▶ **YOUR INSTRUCTIONS**: Search the records below for the word "Granchio". Pull out each line that has it.
-- Start of DATASET EXTRACT --
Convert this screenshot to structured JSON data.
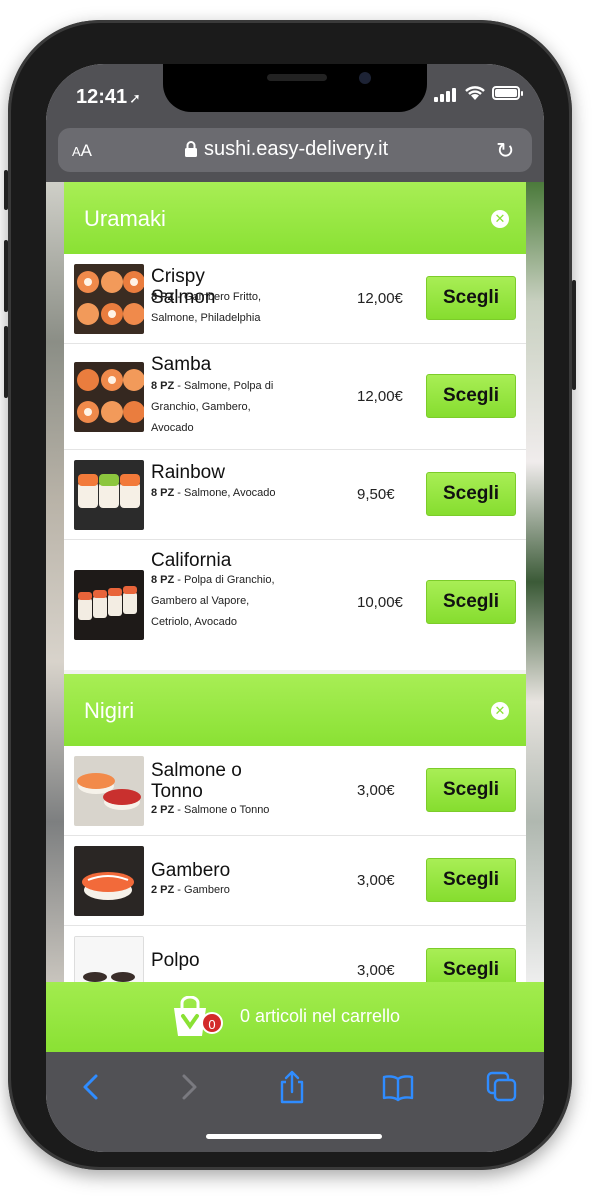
{
  "status": {
    "time": "12:41"
  },
  "browser": {
    "text_size": "AA",
    "url": "sushi.easy-delivery.it"
  },
  "categories": [
    {
      "title": "Uramaki",
      "items": [
        {
          "name": "Crispy Salmon",
          "qty": "8 PZ",
          "desc": " - Gambero Fritto, Salmone, Philadelphia",
          "price": "12,00€",
          "button": "Scegli"
        },
        {
          "name": "Samba",
          "qty": "8 PZ",
          "desc": " - Salmone, Polpa di Granchio, Gambero, Avocado",
          "price": "12,00€",
          "button": "Scegli"
        },
        {
          "name": "Rainbow",
          "qty": "8 PZ",
          "desc": " - Salmone, Avocado",
          "price": "9,50€",
          "button": "Scegli"
        },
        {
          "name": "California",
          "qty": "8 PZ",
          "desc": " - Polpa di Granchio, Gambero al Vapore, Cetriolo, Avocado",
          "price": "10,00€",
          "button": "Scegli"
        }
      ]
    },
    {
      "title": "Nigiri",
      "items": [
        {
          "name": "Salmone o Tonno",
          "qty": "2 PZ",
          "desc": " - Salmone o Tonno",
          "price": "3,00€",
          "button": "Scegli"
        },
        {
          "name": "Gambero",
          "qty": "2 PZ",
          "desc": " - Gambero",
          "price": "3,00€",
          "button": "Scegli"
        },
        {
          "name": "Polpo",
          "qty": "",
          "desc": "",
          "price": "3,00€",
          "button": "Scegli"
        }
      ]
    }
  ],
  "cart": {
    "count": "0",
    "label": "0 articoli nel carrello"
  },
  "colors": {
    "accent": "#8ae134",
    "badge": "#d32a2a",
    "browser_chrome": "#515155",
    "toolbar_icons": "#2f8cff"
  },
  "toolbar": {
    "icons": [
      "back-icon",
      "forward-icon",
      "share-icon",
      "bookmarks-icon",
      "tabs-icon"
    ]
  }
}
-- End of DATASET EXTRACT --
▶ **EXERCISE SOLUTION**:
          "desc": " - Salmone, Polpa di Granchio, Gambero, Avocado",
          "desc": " - Polpa di Granchio, Gambero al Vapore, Cetriolo, Avocado",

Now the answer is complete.